◆ DATA LISTING:
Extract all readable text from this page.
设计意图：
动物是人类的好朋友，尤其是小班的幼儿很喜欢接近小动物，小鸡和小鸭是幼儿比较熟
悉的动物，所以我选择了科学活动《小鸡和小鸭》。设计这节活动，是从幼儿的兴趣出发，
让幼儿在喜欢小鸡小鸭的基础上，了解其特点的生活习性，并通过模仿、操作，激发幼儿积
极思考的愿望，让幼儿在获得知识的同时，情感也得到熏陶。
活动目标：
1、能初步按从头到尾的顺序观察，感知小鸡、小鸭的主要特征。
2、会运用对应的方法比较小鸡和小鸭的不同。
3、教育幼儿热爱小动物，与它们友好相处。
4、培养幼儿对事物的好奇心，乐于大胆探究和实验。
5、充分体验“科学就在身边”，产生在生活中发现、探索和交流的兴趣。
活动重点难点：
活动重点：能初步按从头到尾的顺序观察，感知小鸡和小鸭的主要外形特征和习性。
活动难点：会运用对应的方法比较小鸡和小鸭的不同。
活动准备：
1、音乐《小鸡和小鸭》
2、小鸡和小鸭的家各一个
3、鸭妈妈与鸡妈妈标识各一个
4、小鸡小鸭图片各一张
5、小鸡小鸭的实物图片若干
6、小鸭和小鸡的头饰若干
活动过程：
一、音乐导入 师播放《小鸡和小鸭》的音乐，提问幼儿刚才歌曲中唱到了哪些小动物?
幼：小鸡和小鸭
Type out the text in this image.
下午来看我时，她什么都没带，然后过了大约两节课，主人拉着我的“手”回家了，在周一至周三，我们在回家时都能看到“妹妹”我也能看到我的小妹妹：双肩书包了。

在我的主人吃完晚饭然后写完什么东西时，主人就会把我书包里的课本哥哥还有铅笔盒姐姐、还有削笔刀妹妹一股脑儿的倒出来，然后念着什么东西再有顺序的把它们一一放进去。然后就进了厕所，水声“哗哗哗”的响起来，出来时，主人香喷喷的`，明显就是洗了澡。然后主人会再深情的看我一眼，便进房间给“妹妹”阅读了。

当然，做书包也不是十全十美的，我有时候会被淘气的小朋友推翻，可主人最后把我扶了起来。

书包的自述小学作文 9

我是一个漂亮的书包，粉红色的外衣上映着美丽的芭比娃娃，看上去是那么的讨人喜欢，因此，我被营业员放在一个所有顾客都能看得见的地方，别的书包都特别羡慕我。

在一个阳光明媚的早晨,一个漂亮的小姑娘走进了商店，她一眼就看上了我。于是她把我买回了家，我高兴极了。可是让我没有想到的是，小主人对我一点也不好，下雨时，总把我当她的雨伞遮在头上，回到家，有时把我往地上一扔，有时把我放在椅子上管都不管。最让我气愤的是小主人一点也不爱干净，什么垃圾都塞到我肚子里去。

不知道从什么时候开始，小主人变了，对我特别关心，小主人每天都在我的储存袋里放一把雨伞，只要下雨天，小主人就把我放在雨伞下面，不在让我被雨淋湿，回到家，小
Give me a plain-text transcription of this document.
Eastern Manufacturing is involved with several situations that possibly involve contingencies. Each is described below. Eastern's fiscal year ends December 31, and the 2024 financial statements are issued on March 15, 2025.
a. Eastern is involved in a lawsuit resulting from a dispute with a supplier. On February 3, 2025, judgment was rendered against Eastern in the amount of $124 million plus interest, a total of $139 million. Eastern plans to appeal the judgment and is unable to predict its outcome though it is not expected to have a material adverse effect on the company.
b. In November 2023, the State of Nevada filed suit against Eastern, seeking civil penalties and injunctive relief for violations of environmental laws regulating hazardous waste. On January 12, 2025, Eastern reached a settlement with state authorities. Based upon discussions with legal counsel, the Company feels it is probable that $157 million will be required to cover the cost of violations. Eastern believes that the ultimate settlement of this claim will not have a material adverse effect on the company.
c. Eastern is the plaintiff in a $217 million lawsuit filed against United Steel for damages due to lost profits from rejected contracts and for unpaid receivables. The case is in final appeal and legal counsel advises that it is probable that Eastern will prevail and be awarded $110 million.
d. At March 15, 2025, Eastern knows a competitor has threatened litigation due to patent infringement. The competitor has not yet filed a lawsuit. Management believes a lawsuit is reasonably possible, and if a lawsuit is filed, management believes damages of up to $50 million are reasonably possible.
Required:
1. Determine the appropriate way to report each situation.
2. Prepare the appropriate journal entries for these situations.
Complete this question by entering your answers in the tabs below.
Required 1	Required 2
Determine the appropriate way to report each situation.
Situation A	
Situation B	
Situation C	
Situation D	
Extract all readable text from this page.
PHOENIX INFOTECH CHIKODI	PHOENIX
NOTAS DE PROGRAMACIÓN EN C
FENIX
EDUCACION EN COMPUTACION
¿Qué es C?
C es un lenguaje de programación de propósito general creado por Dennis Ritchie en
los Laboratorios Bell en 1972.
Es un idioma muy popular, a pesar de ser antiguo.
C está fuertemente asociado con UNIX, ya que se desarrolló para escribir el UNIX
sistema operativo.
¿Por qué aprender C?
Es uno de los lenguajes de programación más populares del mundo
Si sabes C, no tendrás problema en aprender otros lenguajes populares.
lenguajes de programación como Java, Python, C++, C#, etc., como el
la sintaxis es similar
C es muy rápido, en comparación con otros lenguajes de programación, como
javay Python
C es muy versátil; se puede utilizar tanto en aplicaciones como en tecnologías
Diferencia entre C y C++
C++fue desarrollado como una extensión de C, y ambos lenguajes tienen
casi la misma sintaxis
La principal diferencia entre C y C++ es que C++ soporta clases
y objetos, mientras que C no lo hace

◆ DIRECTION: All lines above containing the string "会运用对应的方法比较小鸡和小鸭的不同" are to be collected.

◆ THE COMPLETED TASK:
2、会运用对应的方法比较小鸡和小鸭的不同。
活动难点：会运用对应的方法比较小鸡和小鸭的不同。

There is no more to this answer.